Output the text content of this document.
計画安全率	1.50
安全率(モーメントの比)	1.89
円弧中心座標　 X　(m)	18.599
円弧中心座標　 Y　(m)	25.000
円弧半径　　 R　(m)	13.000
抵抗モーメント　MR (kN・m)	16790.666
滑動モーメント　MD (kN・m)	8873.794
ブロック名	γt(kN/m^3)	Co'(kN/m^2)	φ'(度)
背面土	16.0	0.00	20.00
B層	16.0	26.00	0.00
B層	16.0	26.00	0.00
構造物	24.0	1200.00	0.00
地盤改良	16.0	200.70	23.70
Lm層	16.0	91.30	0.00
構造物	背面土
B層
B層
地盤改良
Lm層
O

--- --- ---

### PROMPT
Write the entire listing out again, word for word.

### THE REPLY
Output the text content of this document.
計画安全率	1.50
安全率(モーメントの比)	1.89
円弧中心座標　 X　(m)	18.599
円弧中心座標　 Y　(m)	25.000
円弧半径　　 R　(m)	13.000
抵抗モーメント　MR (kN・m)	16790.666
滑動モーメント　MD (kN・m)	8873.794
ブロック名	γt(kN/m^3)	Co'(kN/m^2)	φ'(度)
背面土	16.0	0.00	20.00
B層	16.0	26.00	0.00
B層	16.0	26.00	0.00
構造物	24.0	1200.00	0.00
地盤改良	16.0	200.70	23.70
Lm層	16.0	91.30	0.00
構造物	背面土
B層
B層
地盤改良
Lm層
O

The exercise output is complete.